Trecho para leitura:
Exportadores do país vizinho só vendem quando o câmbio é muito favorável; no Brasil, pão deve subir 15%

Trigo vira reserva de dólar da Argentina

ADRIANA MATTOS
DA REPORTAGEM LOCAL

A crise argentina transformou o trigo em reserva de valor no país vizinho e quem pagará essa conta será o consumidor brasileiro. Os produtores argentinos querem fechar contratos volumosos de venda do trigo (cotado em dólar) nos períodos em que a desvalorização do peso dispara. Com isso, conseguem trocar os dólares recebidos por uma maior quantidade de pesos. Os moinhos brasileiros, que compram o produto, estão revoltados e travam hoje uma queda-de-braço com os argentinos.
A situação chegou a tal ponto que grupos do setor alimentício decidiram comprar trigo da Polônia, mais barato, segundo a Folha apurou. O produto entra neste mês no país se conseguir autorização fitossanitária. A Polônia não é um tradicional produtor de trigo. Com isso, tenta-se reduzir a dependência da Argentina.

Dados registrados:
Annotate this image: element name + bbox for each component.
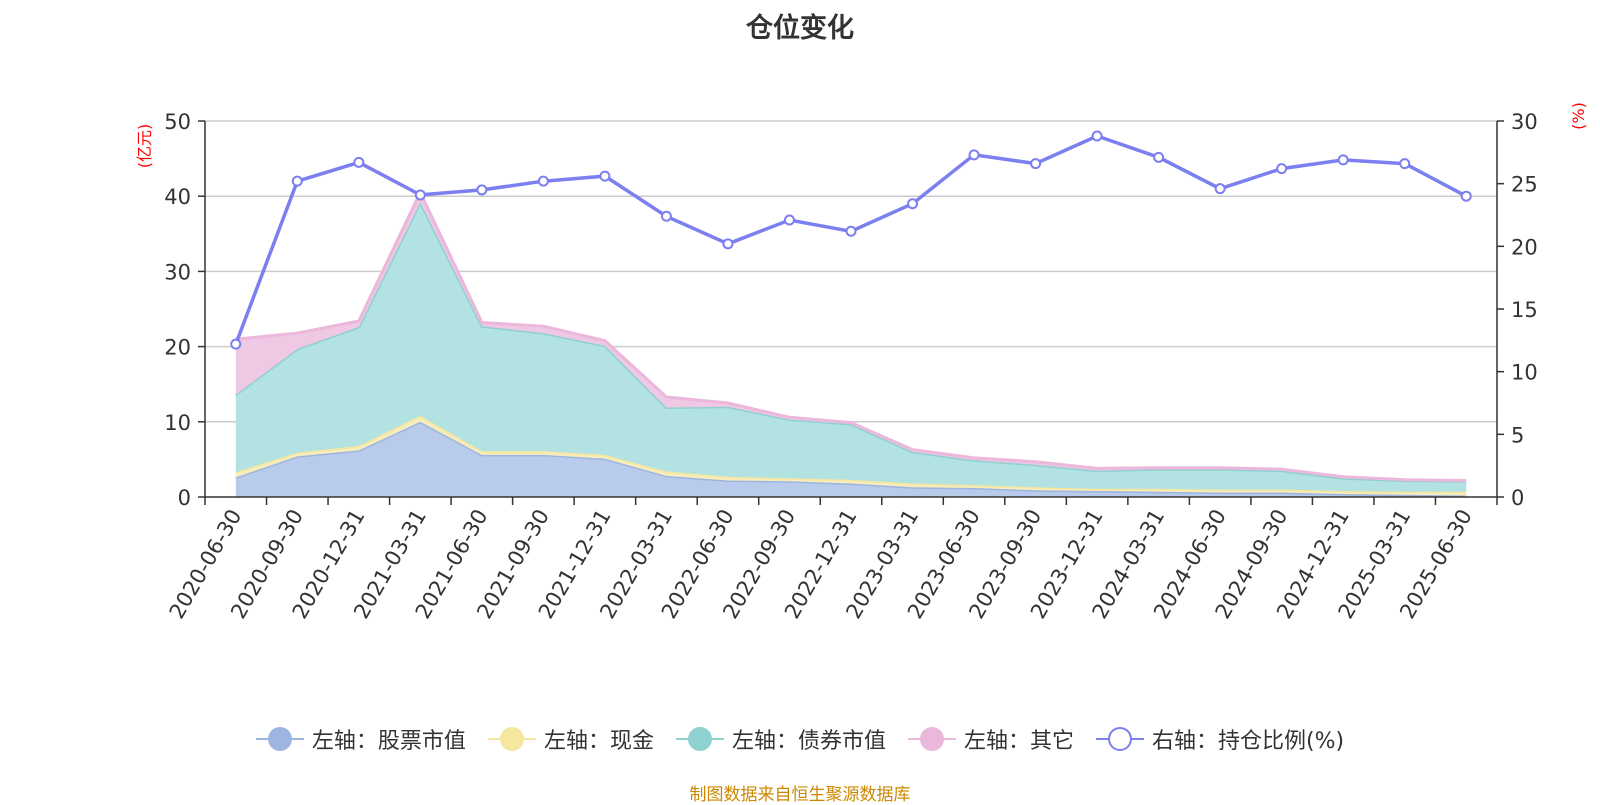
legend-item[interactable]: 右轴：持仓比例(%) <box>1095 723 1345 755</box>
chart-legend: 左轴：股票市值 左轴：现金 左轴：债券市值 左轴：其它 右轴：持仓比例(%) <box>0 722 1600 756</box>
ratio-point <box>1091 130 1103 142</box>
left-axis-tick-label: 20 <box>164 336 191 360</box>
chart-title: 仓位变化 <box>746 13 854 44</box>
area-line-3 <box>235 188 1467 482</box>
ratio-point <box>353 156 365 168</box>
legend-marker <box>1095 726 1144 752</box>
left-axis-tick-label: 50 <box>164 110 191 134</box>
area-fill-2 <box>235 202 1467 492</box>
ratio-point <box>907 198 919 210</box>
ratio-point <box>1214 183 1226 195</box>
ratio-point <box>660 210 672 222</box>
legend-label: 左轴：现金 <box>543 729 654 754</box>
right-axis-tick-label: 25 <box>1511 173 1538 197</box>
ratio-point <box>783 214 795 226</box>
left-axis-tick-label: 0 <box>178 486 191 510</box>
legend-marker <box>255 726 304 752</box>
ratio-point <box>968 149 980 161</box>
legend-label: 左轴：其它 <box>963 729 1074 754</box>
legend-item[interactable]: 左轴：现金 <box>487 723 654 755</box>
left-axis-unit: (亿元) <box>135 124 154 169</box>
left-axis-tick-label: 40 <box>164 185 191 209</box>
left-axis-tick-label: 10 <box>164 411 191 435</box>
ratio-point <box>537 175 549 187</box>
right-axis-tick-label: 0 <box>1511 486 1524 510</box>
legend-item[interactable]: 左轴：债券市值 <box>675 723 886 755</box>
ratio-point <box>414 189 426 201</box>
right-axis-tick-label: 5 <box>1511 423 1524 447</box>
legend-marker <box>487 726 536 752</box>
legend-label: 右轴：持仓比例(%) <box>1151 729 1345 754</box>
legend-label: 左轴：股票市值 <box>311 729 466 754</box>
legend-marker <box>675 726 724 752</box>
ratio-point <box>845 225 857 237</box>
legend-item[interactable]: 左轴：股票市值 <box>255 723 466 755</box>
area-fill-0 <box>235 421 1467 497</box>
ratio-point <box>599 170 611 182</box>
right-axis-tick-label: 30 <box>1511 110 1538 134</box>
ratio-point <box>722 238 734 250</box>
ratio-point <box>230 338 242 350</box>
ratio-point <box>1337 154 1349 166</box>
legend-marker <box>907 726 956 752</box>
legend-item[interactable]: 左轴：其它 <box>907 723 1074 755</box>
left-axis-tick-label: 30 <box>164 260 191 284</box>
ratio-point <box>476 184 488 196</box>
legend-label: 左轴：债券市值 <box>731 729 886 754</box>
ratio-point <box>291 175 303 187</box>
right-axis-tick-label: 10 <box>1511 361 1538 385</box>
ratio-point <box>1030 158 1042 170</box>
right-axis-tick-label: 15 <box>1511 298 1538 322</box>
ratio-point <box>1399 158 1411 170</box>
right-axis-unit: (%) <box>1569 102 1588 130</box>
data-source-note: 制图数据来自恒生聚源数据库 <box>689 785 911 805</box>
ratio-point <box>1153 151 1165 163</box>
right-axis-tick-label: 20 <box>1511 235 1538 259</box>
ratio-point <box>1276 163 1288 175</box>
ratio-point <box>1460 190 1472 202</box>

* * *

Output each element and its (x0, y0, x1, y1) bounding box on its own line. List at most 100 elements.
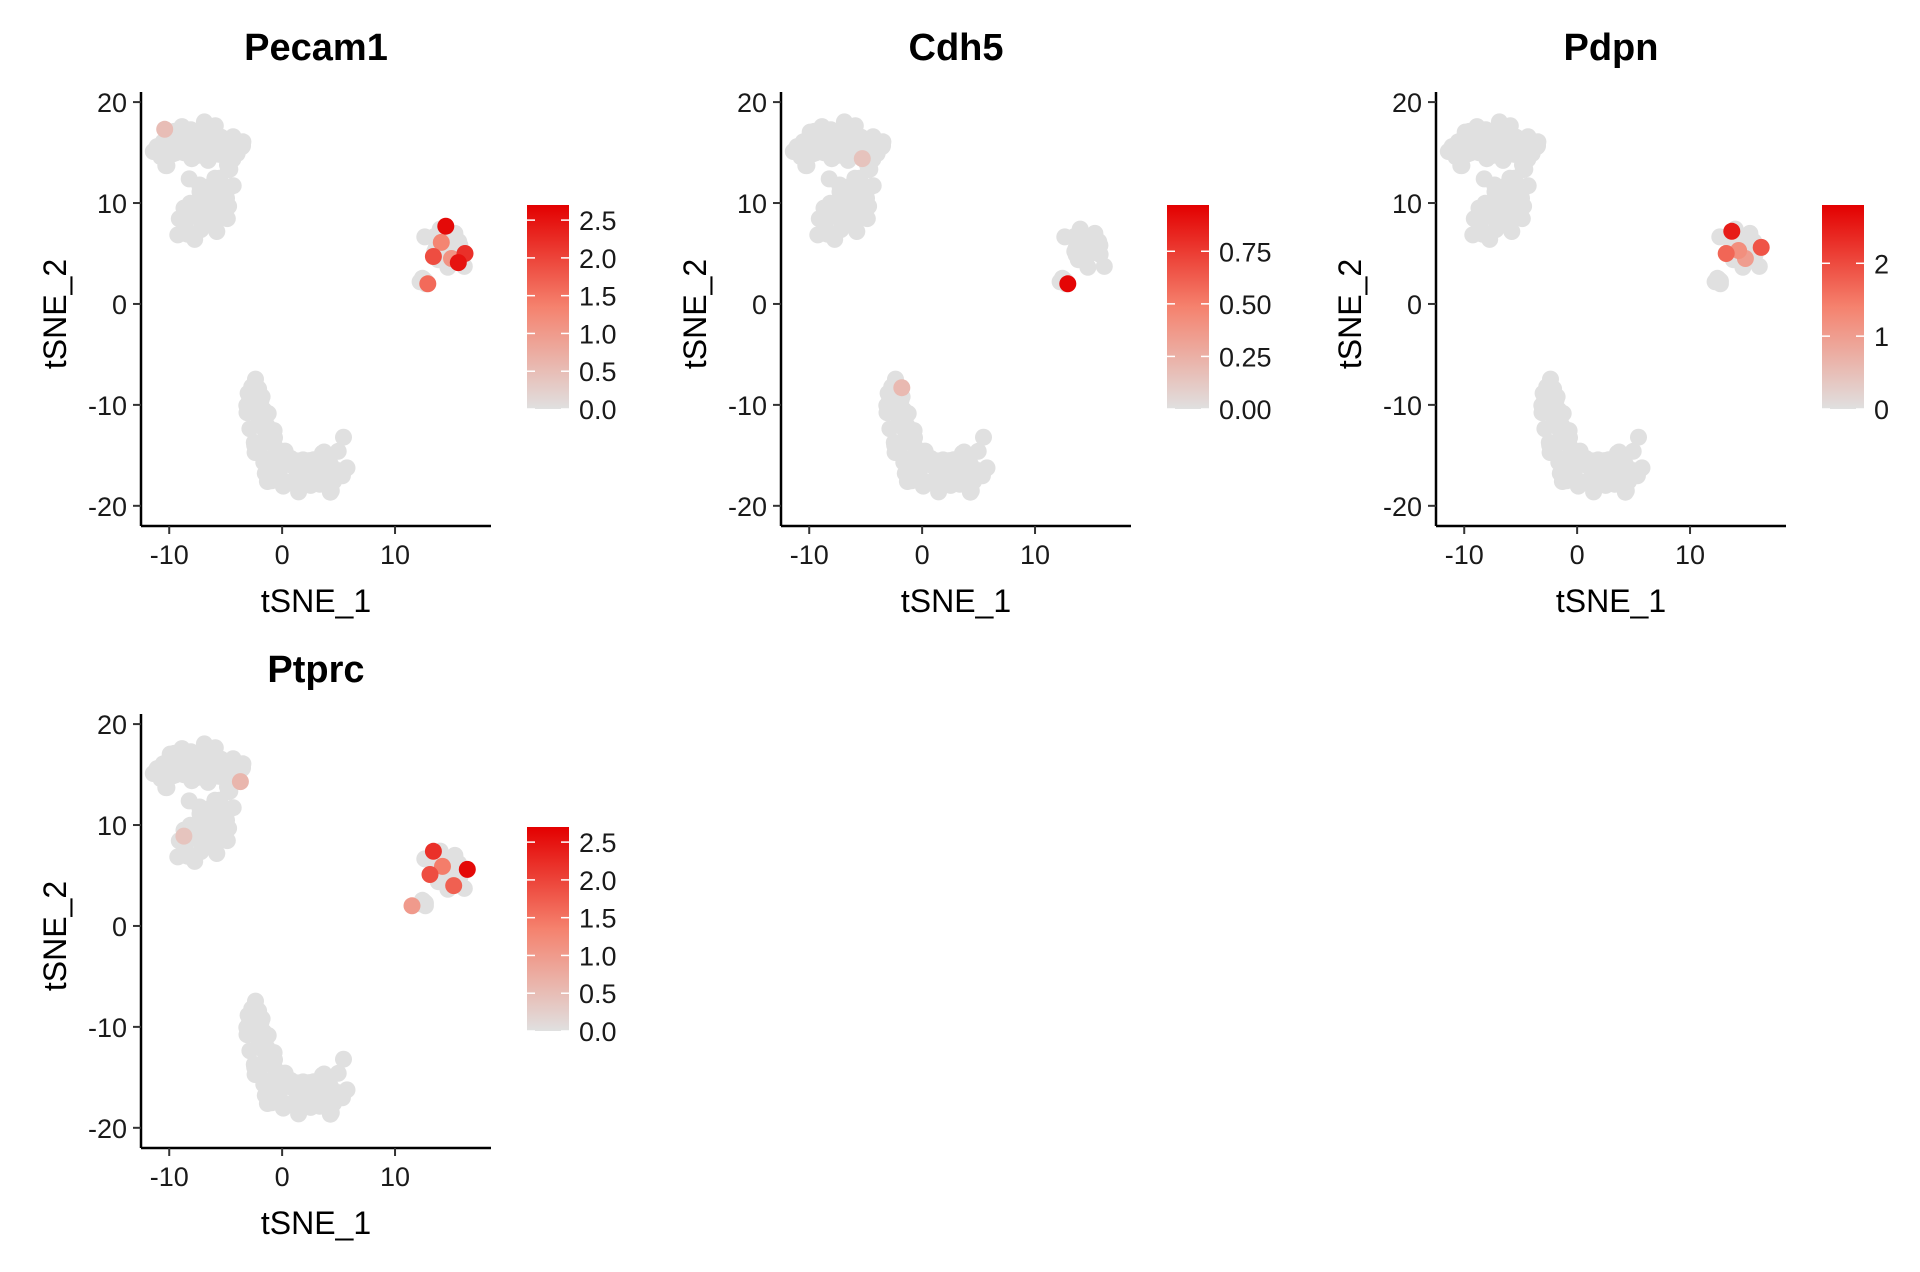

--

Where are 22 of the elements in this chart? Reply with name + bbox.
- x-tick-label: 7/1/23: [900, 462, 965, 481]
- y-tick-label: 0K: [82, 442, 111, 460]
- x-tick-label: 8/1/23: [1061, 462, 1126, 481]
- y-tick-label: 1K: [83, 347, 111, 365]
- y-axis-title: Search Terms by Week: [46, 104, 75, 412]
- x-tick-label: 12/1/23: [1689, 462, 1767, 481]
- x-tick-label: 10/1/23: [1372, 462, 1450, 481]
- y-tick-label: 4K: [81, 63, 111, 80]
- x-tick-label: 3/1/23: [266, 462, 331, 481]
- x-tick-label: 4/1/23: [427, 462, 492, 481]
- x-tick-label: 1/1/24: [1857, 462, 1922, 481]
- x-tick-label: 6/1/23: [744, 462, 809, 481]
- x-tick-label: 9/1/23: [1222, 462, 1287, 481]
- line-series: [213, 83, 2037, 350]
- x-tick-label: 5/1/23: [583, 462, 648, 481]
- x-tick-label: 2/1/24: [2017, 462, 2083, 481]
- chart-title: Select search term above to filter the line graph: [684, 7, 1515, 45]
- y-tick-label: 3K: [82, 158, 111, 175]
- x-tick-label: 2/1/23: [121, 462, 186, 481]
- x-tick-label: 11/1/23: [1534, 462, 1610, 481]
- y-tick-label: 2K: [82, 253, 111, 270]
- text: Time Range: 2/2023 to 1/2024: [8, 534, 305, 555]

Enunciado 1: Transcreva do texto sobre o trigo argentino o trecho que começa em "A situação chegou" e vai até "dependência da Argentina.".
Enunciado 2: Reescreva as linhas da listagem desde a que contém "Annotate this image: element" até a que contém "ratio-point <box>1091 130 1103 142</box>", trocando "chart-legend" por "legenda-do-grafico" e mantendo todo o resto igual. Não inclua as imagens na resposta.

Resolução 1:
A situação chegou a tal ponto que grupos do setor alimentício decidiram comprar trigo da Polônia, mais barato, segundo a Folha apurou. O produto entra neste mês no país se conseguir autorização fitossanitária. A Polônia não é um tradicional produtor de trigo. Com isso, tenta-se reduzir a dependência da Argentina.

Resolução 2:
Annotate this image: element name + bbox for each component.
legend-item[interactable]: 右轴：持仓比例(%) <box>1095 723 1345 755</box>
legenda-do-grafico: 左轴：股票市值 左轴：现金 左轴：债券市值 左轴：其它 右轴：持仓比例(%) <box>0 722 1600 756</box>
ratio-point <box>1091 130 1103 142</box>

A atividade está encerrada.